___ INFORMATION SHOWN

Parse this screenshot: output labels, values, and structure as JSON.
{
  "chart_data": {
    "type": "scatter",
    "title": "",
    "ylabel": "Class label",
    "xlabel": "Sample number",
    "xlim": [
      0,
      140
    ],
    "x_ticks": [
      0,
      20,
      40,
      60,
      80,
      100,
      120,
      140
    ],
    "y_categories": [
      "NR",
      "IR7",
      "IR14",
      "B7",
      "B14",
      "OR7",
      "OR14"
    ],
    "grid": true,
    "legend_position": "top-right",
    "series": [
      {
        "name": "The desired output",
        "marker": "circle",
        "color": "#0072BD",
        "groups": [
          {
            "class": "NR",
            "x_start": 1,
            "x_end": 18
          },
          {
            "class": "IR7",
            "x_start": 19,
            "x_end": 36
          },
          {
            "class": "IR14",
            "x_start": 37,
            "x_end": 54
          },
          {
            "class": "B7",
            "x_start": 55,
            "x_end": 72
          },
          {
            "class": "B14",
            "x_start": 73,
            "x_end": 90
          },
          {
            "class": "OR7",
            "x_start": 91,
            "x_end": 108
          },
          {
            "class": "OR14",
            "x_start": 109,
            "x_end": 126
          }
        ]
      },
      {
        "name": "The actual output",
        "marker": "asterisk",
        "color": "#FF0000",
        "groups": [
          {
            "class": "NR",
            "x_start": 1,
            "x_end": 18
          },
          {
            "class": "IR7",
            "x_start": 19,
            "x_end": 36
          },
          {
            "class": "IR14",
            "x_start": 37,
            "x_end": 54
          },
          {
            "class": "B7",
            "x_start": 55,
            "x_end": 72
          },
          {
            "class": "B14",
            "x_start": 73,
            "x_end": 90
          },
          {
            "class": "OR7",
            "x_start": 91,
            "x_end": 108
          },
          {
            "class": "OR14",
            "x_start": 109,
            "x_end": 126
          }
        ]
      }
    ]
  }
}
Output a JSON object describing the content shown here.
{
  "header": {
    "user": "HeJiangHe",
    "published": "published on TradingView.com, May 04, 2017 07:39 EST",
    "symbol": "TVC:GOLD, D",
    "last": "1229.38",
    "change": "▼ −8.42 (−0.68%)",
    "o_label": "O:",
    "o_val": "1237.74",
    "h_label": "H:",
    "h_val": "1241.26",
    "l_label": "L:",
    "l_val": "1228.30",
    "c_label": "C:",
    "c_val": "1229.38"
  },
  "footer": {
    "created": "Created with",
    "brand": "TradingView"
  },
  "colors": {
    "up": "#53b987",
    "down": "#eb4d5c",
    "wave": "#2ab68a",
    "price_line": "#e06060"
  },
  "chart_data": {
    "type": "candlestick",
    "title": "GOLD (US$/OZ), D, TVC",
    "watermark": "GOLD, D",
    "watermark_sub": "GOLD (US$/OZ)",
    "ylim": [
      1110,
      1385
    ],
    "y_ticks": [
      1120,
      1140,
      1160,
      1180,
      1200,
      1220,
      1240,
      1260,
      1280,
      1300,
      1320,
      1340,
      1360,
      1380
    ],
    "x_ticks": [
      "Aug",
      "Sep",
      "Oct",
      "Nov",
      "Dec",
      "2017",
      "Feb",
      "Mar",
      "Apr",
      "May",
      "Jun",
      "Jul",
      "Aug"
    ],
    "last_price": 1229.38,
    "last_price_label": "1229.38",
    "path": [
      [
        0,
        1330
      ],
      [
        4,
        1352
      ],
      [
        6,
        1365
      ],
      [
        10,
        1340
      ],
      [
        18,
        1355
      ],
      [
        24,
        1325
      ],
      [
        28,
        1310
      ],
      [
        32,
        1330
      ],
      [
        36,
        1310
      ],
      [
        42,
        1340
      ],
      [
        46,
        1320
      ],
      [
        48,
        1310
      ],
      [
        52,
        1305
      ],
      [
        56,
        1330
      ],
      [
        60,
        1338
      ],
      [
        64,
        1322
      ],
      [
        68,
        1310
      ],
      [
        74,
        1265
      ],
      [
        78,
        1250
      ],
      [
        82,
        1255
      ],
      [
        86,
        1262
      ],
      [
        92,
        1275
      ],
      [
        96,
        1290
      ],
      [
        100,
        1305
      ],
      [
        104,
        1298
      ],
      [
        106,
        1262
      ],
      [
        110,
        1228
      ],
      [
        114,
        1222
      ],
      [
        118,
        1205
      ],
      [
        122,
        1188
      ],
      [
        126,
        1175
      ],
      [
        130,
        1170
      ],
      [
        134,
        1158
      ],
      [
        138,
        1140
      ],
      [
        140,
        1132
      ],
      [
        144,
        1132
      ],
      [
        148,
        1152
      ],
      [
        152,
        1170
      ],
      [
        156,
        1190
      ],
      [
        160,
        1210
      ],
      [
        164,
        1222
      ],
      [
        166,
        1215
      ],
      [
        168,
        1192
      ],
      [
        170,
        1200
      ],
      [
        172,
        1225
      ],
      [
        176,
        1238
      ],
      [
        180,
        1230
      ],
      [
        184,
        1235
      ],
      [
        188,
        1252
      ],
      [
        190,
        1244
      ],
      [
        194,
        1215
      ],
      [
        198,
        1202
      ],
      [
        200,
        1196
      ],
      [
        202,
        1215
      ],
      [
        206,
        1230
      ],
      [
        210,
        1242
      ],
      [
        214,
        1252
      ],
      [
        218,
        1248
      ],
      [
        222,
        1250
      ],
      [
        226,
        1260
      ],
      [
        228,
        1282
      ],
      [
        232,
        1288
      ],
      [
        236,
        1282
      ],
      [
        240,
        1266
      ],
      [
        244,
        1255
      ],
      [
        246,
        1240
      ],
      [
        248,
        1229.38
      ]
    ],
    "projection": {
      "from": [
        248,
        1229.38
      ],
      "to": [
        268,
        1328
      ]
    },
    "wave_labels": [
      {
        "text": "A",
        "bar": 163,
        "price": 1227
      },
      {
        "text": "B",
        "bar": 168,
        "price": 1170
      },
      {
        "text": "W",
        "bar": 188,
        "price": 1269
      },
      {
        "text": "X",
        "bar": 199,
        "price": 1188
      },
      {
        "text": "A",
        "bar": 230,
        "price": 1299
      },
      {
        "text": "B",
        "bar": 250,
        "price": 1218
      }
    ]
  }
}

______

→ **EXERCISE REQUIREMENTS**:
Give a word-for-word copy of the records.

→ **RESPONSE**:
Parse this screenshot: output labels, values, and structure as JSON.
{
  "chart_data": {
    "type": "scatter",
    "title": "",
    "ylabel": "Class label",
    "xlabel": "Sample number",
    "xlim": [
      0,
      140
    ],
    "x_ticks": [
      0,
      20,
      40,
      60,
      80,
      100,
      120,
      140
    ],
    "y_categories": [
      "NR",
      "IR7",
      "IR14",
      "B7",
      "B14",
      "OR7",
      "OR14"
    ],
    "grid": true,
    "legend_position": "top-right",
    "series": [
      {
        "name": "The desired output",
        "marker": "circle",
        "color": "#0072BD",
        "groups": [
          {
            "class": "NR",
            "x_start": 1,
            "x_end": 18
          },
          {
            "class": "IR7",
            "x_start": 19,
            "x_end": 36
          },
          {
            "class": "IR14",
            "x_start": 37,
            "x_end": 54
          },
          {
            "class": "B7",
            "x_start": 55,
            "x_end": 72
          },
          {
            "class": "B14",
            "x_start": 73,
            "x_end": 90
          },
          {
            "class": "OR7",
            "x_start": 91,
            "x_end": 108
          },
          {
            "class": "OR14",
            "x_start": 109,
            "x_end": 126
          }
        ]
      },
      {
        "name": "The actual output",
        "marker": "asterisk",
        "color": "#FF0000",
        "groups": [
          {
            "class": "NR",
            "x_start": 1,
            "x_end": 18
          },
          {
            "class": "IR7",
            "x_start": 19,
            "x_end": 36
          },
          {
            "class": "IR14",
            "x_start": 37,
            "x_end": 54
          },
          {
            "class": "B7",
            "x_start": 55,
            "x_end": 72
          },
          {
            "class": "B14",
            "x_start": 73,
            "x_end": 90
          },
          {
            "class": "OR7",
            "x_start": 91,
            "x_end": 108
          },
          {
            "class": "OR14",
            "x_start": 109,
            "x_end": 126
          }
        ]
      }
    ]
  }
}
Output a JSON object describing the content shown here.
{
  "header": {
    "user": "HeJiangHe",
    "published": "published on TradingView.com, May 04, 2017 07:39 EST",
    "symbol": "TVC:GOLD, D",
    "last": "1229.38",
    "change": "▼ −8.42 (−0.68%)",
    "o_label": "O:",
    "o_val": "1237.74",
    "h_label": "H:",
    "h_val": "1241.26",
    "l_label": "L:",
    "l_val": "1228.30",
    "c_label": "C:",
    "c_val": "1229.38"
  },
  "footer": {
    "created": "Created with",
    "brand": "TradingView"
  },
  "colors": {
    "up": "#53b987",
    "down": "#eb4d5c",
    "wave": "#2ab68a",
    "price_line": "#e06060"
  },
  "chart_data": {
    "type": "candlestick",
    "title": "GOLD (US$/OZ), D, TVC",
    "watermark": "GOLD, D",
    "watermark_sub": "GOLD (US$/OZ)",
    "ylim": [
      1110,
      1385
    ],
    "y_ticks": [
      1120,
      1140,
      1160,
      1180,
      1200,
      1220,
      1240,
      1260,
      1280,
      1300,
      1320,
      1340,
      1360,
      1380
    ],
    "x_ticks": [
      "Aug",
      "Sep",
      "Oct",
      "Nov",
      "Dec",
      "2017",
      "Feb",
      "Mar",
      "Apr",
      "May",
      "Jun",
      "Jul",
      "Aug"
    ],
    "last_price": 1229.38,
    "last_price_label": "1229.38",
    "path": [
      [
        0,
        1330
      ],
      [
        4,
        1352
      ],
      [
        6,
        1365
      ],
      [
        10,
        1340
      ],
      [
        18,
        1355
      ],
      [
        24,
        1325
      ],
      [
        28,
        1310
      ],
      [
        32,
        1330
      ],
      [
        36,
        1310
      ],
      [
        42,
        1340
      ],
      [
        46,
        1320
      ],
      [
        48,
        1310
      ],
      [
        52,
        1305
      ],
      [
        56,
        1330
      ],
      [
        60,
        1338
      ],
      [
        64,
        1322
      ],
      [
        68,
        1310
      ],
      [
        74,
        1265
      ],
      [
        78,
        1250
      ],
      [
        82,
        1255
      ],
      [
        86,
        1262
      ],
      [
        92,
        1275
      ],
      [
        96,
        1290
      ],
      [
        100,
        1305
      ],
      [
        104,
        1298
      ],
      [
        106,
        1262
      ],
      [
        110,
        1228
      ],
      [
        114,
        1222
      ],
      [
        118,
        1205
      ],
      [
        122,
        1188
      ],
      [
        126,
        1175
      ],
      [
        130,
        1170
      ],
      [
        134,
        1158
      ],
      [
        138,
        1140
      ],
      [
        140,
        1132
      ],
      [
        144,
        1132
      ],
      [
        148,
        1152
      ],
      [
        152,
        1170
      ],
      [
        156,
        1190
      ],
      [
        160,
        1210
      ],
      [
        164,
        1222
      ],
      [
        166,
        1215
      ],
      [
        168,
        1192
      ],
      [
        170,
        1200
      ],
      [
        172,
        1225
      ],
      [
        176,
        1238
      ],
      [
        180,
        1230
      ],
      [
        184,
        1235
      ],
      [
        188,
        1252
      ],
      [
        190,
        1244
      ],
      [
        194,
        1215
      ],
      [
        198,
        1202
      ],
      [
        200,
        1196
      ],
      [
        202,
        1215
      ],
      [
        206,
        1230
      ],
      [
        210,
        1242
      ],
      [
        214,
        1252
      ],
      [
        218,
        1248
      ],
      [
        222,
        1250
      ],
      [
        226,
        1260
      ],
      [
        228,
        1282
      ],
      [
        232,
        1288
      ],
      [
        236,
        1282
      ],
      [
        240,
        1266
      ],
      [
        244,
        1255
      ],
      [
        246,
        1240
      ],
      [
        248,
        1229.38
      ]
    ],
    "projection": {
      "from": [
        248,
        1229.38
      ],
      "to": [
        268,
        1328
      ]
    },
    "wave_labels": [
      {
        "text": "A",
        "bar": 163,
        "price": 1227
      },
      {
        "text": "B",
        "bar": 168,
        "price": 1170
      },
      {
        "text": "W",
        "bar": 188,
        "price": 1269
      },
      {
        "text": "X",
        "bar": 199,
        "price": 1188
      },
      {
        "text": "A",
        "bar": 230,
        "price": 1299
      },
      {
        "text": "B",
        "bar": 250,
        "price": 1218
      }
    ]
  }
}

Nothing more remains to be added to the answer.